===== Material for this task

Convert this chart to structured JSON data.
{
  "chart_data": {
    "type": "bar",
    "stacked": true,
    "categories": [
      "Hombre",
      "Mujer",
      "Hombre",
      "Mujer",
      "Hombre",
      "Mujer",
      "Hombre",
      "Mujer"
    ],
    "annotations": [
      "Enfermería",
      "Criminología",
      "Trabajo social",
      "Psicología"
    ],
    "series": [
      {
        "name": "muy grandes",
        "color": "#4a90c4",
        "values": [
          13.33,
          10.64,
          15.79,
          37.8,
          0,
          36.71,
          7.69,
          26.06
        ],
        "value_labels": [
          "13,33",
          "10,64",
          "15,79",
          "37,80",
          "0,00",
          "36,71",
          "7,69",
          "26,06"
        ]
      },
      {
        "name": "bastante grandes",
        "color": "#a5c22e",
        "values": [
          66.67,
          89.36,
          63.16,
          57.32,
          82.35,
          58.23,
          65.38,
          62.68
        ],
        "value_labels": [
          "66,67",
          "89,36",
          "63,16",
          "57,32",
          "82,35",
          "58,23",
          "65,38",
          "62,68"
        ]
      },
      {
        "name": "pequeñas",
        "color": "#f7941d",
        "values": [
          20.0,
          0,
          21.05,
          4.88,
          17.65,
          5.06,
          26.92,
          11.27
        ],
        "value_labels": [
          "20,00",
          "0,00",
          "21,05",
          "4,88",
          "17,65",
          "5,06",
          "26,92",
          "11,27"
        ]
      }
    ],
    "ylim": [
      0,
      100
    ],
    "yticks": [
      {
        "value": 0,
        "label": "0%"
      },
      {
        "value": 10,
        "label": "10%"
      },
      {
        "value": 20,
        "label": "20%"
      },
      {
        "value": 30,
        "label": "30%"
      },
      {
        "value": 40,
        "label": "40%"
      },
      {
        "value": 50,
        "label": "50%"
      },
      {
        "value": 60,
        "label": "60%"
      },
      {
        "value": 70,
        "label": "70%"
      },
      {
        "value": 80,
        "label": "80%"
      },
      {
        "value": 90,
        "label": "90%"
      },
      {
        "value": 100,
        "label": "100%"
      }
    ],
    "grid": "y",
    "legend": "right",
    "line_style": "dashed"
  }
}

==========

### Work instructions
Extract all lines as given.

### Task output
Convert this chart to structured JSON data.
{
  "chart_data": {
    "type": "bar",
    "stacked": true,
    "categories": [
      "Hombre",
      "Mujer",
      "Hombre",
      "Mujer",
      "Hombre",
      "Mujer",
      "Hombre",
      "Mujer"
    ],
    "annotations": [
      "Enfermería",
      "Criminología",
      "Trabajo social",
      "Psicología"
    ],
    "series": [
      {
        "name": "muy grandes",
        "color": "#4a90c4",
        "values": [
          13.33,
          10.64,
          15.79,
          37.8,
          0,
          36.71,
          7.69,
          26.06
        ],
        "value_labels": [
          "13,33",
          "10,64",
          "15,79",
          "37,80",
          "0,00",
          "36,71",
          "7,69",
          "26,06"
        ]
      },
      {
        "name": "bastante grandes",
        "color": "#a5c22e",
        "values": [
          66.67,
          89.36,
          63.16,
          57.32,
          82.35,
          58.23,
          65.38,
          62.68
        ],
        "value_labels": [
          "66,67",
          "89,36",
          "63,16",
          "57,32",
          "82,35",
          "58,23",
          "65,38",
          "62,68"
        ]
      },
      {
        "name": "pequeñas",
        "color": "#f7941d",
        "values": [
          20.0,
          0,
          21.05,
          4.88,
          17.65,
          5.06,
          26.92,
          11.27
        ],
        "value_labels": [
          "20,00",
          "0,00",
          "21,05",
          "4,88",
          "17,65",
          "5,06",
          "26,92",
          "11,27"
        ]
      }
    ],
    "ylim": [
      0,
      100
    ],
    "yticks": [
      {
        "value": 0,
        "label": "0%"
      },
      {
        "value": 10,
        "label": "10%"
      },
      {
        "value": 20,
        "label": "20%"
      },
      {
        "value": 30,
        "label": "30%"
      },
      {
        "value": 40,
        "label": "40%"
      },
      {
        "value": 50,
        "label": "50%"
      },
      {
        "value": 60,
        "label": "60%"
      },
      {
        "value": 70,
        "label": "70%"
      },
      {
        "value": 80,
        "label": "80%"
      },
      {
        "value": 90,
        "label": "90%"
      },
      {
        "value": 100,
        "label": "100%"
      }
    ],
    "grid": "y",
    "legend": "right",
    "line_style": "dashed"
  }
}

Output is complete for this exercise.